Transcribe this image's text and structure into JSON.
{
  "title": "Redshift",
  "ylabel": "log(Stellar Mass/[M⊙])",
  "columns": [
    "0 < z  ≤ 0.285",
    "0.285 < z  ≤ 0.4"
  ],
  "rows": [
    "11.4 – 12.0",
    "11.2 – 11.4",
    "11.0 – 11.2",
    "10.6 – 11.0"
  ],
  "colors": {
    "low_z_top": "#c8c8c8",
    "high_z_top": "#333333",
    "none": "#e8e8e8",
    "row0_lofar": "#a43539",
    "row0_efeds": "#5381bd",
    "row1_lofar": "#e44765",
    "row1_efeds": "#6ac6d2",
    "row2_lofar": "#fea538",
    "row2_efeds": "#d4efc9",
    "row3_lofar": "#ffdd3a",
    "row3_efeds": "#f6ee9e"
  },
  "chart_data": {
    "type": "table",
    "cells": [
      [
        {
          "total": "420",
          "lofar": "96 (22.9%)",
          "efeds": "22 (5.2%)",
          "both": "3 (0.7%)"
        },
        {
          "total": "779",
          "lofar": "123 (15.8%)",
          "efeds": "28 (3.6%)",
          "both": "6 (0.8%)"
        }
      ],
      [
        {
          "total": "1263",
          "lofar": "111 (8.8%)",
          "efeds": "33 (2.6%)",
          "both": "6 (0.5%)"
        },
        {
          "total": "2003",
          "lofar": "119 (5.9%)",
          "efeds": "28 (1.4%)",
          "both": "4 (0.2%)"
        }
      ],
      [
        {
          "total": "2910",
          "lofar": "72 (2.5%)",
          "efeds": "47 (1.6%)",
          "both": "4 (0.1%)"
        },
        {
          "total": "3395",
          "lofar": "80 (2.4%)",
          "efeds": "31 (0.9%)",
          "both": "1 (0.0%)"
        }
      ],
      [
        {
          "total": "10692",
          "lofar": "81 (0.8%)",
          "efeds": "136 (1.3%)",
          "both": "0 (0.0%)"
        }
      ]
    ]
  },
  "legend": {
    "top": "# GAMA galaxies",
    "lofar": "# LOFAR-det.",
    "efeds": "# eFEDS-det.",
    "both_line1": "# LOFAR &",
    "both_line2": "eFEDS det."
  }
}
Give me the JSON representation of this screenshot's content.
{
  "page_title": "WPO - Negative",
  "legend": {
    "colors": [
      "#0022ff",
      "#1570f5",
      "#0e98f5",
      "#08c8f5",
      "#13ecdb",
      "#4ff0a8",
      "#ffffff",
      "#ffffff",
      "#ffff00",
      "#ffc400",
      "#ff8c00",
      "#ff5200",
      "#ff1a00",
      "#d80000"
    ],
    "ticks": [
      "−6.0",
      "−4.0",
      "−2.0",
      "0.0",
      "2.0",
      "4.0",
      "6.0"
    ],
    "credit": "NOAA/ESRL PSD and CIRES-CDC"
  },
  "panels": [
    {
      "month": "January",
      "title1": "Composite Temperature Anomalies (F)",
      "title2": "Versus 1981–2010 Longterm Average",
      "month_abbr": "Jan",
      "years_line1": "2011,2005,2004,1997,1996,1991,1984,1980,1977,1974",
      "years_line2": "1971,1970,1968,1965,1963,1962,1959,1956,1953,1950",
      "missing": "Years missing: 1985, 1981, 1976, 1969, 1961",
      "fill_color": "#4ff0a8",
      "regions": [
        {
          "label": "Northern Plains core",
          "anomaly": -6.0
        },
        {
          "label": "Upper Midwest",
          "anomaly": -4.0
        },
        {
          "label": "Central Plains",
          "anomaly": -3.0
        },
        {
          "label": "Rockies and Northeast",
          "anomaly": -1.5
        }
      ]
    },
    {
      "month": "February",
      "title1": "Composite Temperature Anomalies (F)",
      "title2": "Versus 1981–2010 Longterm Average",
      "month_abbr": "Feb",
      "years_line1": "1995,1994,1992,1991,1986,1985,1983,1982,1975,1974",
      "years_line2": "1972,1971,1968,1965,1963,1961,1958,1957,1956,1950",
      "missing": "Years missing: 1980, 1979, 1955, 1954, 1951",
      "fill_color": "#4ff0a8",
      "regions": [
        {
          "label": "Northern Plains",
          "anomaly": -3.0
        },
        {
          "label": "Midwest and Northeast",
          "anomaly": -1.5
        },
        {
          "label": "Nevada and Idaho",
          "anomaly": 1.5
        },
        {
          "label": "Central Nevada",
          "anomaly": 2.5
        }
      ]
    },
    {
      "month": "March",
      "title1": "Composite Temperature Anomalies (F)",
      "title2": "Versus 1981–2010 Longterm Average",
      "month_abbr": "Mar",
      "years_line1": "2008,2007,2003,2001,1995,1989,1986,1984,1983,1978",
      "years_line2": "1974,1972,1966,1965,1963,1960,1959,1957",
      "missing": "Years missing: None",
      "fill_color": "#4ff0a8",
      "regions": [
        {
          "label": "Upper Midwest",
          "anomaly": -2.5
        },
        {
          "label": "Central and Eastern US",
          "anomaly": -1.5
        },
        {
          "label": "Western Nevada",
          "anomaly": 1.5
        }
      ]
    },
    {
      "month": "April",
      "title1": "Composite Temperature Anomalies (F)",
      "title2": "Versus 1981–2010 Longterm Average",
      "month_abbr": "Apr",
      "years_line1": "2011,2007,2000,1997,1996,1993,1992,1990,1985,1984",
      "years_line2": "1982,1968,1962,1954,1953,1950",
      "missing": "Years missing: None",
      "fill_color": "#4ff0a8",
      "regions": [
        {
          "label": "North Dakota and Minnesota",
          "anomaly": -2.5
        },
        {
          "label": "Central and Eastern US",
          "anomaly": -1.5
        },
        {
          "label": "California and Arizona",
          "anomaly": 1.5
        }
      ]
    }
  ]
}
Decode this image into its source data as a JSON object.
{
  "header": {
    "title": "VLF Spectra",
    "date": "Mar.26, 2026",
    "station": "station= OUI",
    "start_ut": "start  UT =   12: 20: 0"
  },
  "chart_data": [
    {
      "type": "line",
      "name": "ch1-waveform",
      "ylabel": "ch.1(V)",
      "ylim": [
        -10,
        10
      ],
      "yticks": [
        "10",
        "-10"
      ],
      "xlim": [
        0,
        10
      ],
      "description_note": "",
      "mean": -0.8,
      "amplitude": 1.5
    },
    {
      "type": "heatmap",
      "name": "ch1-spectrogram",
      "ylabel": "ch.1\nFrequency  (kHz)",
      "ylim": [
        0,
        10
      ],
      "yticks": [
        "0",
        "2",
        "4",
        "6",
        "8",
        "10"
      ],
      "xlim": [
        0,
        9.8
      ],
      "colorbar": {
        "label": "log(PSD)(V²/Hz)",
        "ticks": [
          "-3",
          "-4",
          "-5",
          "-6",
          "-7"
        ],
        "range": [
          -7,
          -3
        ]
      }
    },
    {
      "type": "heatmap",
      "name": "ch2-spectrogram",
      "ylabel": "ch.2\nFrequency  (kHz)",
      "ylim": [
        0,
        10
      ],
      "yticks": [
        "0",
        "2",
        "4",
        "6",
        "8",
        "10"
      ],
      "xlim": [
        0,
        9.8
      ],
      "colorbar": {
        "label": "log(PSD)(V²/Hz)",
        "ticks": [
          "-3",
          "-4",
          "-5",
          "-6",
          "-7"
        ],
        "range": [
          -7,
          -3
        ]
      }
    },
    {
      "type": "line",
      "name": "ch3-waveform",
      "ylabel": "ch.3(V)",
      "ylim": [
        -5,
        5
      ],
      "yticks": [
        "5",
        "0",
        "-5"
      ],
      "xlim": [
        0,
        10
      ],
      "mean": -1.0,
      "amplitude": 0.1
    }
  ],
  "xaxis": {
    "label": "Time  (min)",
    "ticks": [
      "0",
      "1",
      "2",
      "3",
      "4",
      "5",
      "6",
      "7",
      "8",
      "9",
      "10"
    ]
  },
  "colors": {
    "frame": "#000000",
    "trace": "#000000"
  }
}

→ What is needed:
Repeat the material above exactly.

→ Written solution:
Transcribe this image's text and structure into JSON.
{
  "title": "Redshift",
  "ylabel": "log(Stellar Mass/[M⊙])",
  "columns": [
    "0 < z  ≤ 0.285",
    "0.285 < z  ≤ 0.4"
  ],
  "rows": [
    "11.4 – 12.0",
    "11.2 – 11.4",
    "11.0 – 11.2",
    "10.6 – 11.0"
  ],
  "colors": {
    "low_z_top": "#c8c8c8",
    "high_z_top": "#333333",
    "none": "#e8e8e8",
    "row0_lofar": "#a43539",
    "row0_efeds": "#5381bd",
    "row1_lofar": "#e44765",
    "row1_efeds": "#6ac6d2",
    "row2_lofar": "#fea538",
    "row2_efeds": "#d4efc9",
    "row3_lofar": "#ffdd3a",
    "row3_efeds": "#f6ee9e"
  },
  "chart_data": {
    "type": "table",
    "cells": [
      [
        {
          "total": "420",
          "lofar": "96 (22.9%)",
          "efeds": "22 (5.2%)",
          "both": "3 (0.7%)"
        },
        {
          "total": "779",
          "lofar": "123 (15.8%)",
          "efeds": "28 (3.6%)",
          "both": "6 (0.8%)"
        }
      ],
      [
        {
          "total": "1263",
          "lofar": "111 (8.8%)",
          "efeds": "33 (2.6%)",
          "both": "6 (0.5%)"
        },
        {
          "total": "2003",
          "lofar": "119 (5.9%)",
          "efeds": "28 (1.4%)",
          "both": "4 (0.2%)"
        }
      ],
      [
        {
          "total": "2910",
          "lofar": "72 (2.5%)",
          "efeds": "47 (1.6%)",
          "both": "4 (0.1%)"
        },
        {
          "total": "3395",
          "lofar": "80 (2.4%)",
          "efeds": "31 (0.9%)",
          "both": "1 (0.0%)"
        }
      ],
      [
        {
          "total": "10692",
          "lofar": "81 (0.8%)",
          "efeds": "136 (1.3%)",
          "both": "0 (0.0%)"
        }
      ]
    ]
  },
  "legend": {
    "top": "# GAMA galaxies",
    "lofar": "# LOFAR-det.",
    "efeds": "# eFEDS-det.",
    "both_line1": "# LOFAR &",
    "both_line2": "eFEDS det."
  }
}
Give me the JSON representation of this screenshot's content.
{
  "page_title": "WPO - Negative",
  "legend": {
    "colors": [
      "#0022ff",
      "#1570f5",
      "#0e98f5",
      "#08c8f5",
      "#13ecdb",
      "#4ff0a8",
      "#ffffff",
      "#ffffff",
      "#ffff00",
      "#ffc400",
      "#ff8c00",
      "#ff5200",
      "#ff1a00",
      "#d80000"
    ],
    "ticks": [
      "−6.0",
      "−4.0",
      "−2.0",
      "0.0",
      "2.0",
      "4.0",
      "6.0"
    ],
    "credit": "NOAA/ESRL PSD and CIRES-CDC"
  },
  "panels": [
    {
      "month": "January",
      "title1": "Composite Temperature Anomalies (F)",
      "title2": "Versus 1981–2010 Longterm Average",
      "month_abbr": "Jan",
      "years_line1": "2011,2005,2004,1997,1996,1991,1984,1980,1977,1974",
      "years_line2": "1971,1970,1968,1965,1963,1962,1959,1956,1953,1950",
      "missing": "Years missing: 1985, 1981, 1976, 1969, 1961",
      "fill_color": "#4ff0a8",
      "regions": [
        {
          "label": "Northern Plains core",
          "anomaly": -6.0
        },
        {
          "label": "Upper Midwest",
          "anomaly": -4.0
        },
        {
          "label": "Central Plains",
          "anomaly": -3.0
        },
        {
          "label": "Rockies and Northeast",
          "anomaly": -1.5
        }
      ]
    },
    {
      "month": "February",
      "title1": "Composite Temperature Anomalies (F)",
      "title2": "Versus 1981–2010 Longterm Average",
      "month_abbr": "Feb",
      "years_line1": "1995,1994,1992,1991,1986,1985,1983,1982,1975,1974",
      "years_line2": "1972,1971,1968,1965,1963,1961,1958,1957,1956,1950",
      "missing": "Years missing: 1980, 1979, 1955, 1954, 1951",
      "fill_color": "#4ff0a8",
      "regions": [
        {
          "label": "Northern Plains",
          "anomaly": -3.0
        },
        {
          "label": "Midwest and Northeast",
          "anomaly": -1.5
        },
        {
          "label": "Nevada and Idaho",
          "anomaly": 1.5
        },
        {
          "label": "Central Nevada",
          "anomaly": 2.5
        }
      ]
    },
    {
      "month": "March",
      "title1": "Composite Temperature Anomalies (F)",
      "title2": "Versus 1981–2010 Longterm Average",
      "month_abbr": "Mar",
      "years_line1": "2008,2007,2003,2001,1995,1989,1986,1984,1983,1978",
      "years_line2": "1974,1972,1966,1965,1963,1960,1959,1957",
      "missing": "Years missing: None",
      "fill_color": "#4ff0a8",
      "regions": [
        {
          "label": "Upper Midwest",
          "anomaly": -2.5
        },
        {
          "label": "Central and Eastern US",
          "anomaly": -1.5
        },
        {
          "label": "Western Nevada",
          "anomaly": 1.5
        }
      ]
    },
    {
      "month": "April",
      "title1": "Composite Temperature Anomalies (F)",
      "title2": "Versus 1981–2010 Longterm Average",
      "month_abbr": "Apr",
      "years_line1": "2011,2007,2000,1997,1996,1993,1992,1990,1985,1984",
      "years_line2": "1982,1968,1962,1954,1953,1950",
      "missing": "Years missing: None",
      "fill_color": "#4ff0a8",
      "regions": [
        {
          "label": "North Dakota and Minnesota",
          "anomaly": -2.5
        },
        {
          "label": "Central and Eastern US",
          "anomaly": -1.5
        },
        {
          "label": "California and Arizona",
          "anomaly": 1.5
        }
      ]
    }
  ]
}
Decode this image into its source data as a JSON object.
{
  "header": {
    "title": "VLF Spectra",
    "date": "Mar.26, 2026",
    "station": "station= OUI",
    "start_ut": "start  UT =   12: 20: 0"
  },
  "chart_data": [
    {
      "type": "line",
      "name": "ch1-waveform",
      "ylabel": "ch.1(V)",
      "ylim": [
        -10,
        10
      ],
      "yticks": [
        "10",
        "-10"
      ],
      "xlim": [
        0,
        10
      ],
      "description_note": "",
      "mean": -0.8,
      "amplitude": 1.5
    },
    {
      "type": "heatmap",
      "name": "ch1-spectrogram",
      "ylabel": "ch.1\nFrequency  (kHz)",
      "ylim": [
        0,
        10
      ],
      "yticks": [
        "0",
        "2",
        "4",
        "6",
        "8",
        "10"
      ],
      "xlim": [
        0,
        9.8
      ],
      "colorbar": {
        "label": "log(PSD)(V²/Hz)",
        "ticks": [
          "-3",
          "-4",
          "-5",
          "-6",
          "-7"
        ],
        "range": [
          -7,
          -3
        ]
      }
    },
    {
      "type": "heatmap",
      "name": "ch2-spectrogram",
      "ylabel": "ch.2\nFrequency  (kHz)",
      "ylim": [
        0,
        10
      ],
      "yticks": [
        "0",
        "2",
        "4",
        "6",
        "8",
        "10"
      ],
      "xlim": [
        0,
        9.8
      ],
      "colorbar": {
        "label": "log(PSD)(V²/Hz)",
        "ticks": [
          "-3",
          "-4",
          "-5",
          "-6",
          "-7"
        ],
        "range": [
          -7,
          -3
        ]
      }
    },
    {
      "type": "line",
      "name": "ch3-waveform",
      "ylabel": "ch.3(V)",
      "ylim": [
        -5,
        5
      ],
      "yticks": [
        "5",
        "0",
        "-5"
      ],
      "xlim": [
        0,
        10
      ],
      "mean": -1.0,
      "amplitude": 0.1
    }
  ],
  "xaxis": {
    "label": "Time  (min)",
    "ticks": [
      "0",
      "1",
      "2",
      "3",
      "4",
      "5",
      "6",
      "7",
      "8",
      "9",
      "10"
    ]
  },
  "colors": {
    "frame": "#000000",
    "trace": "#000000"
  }
}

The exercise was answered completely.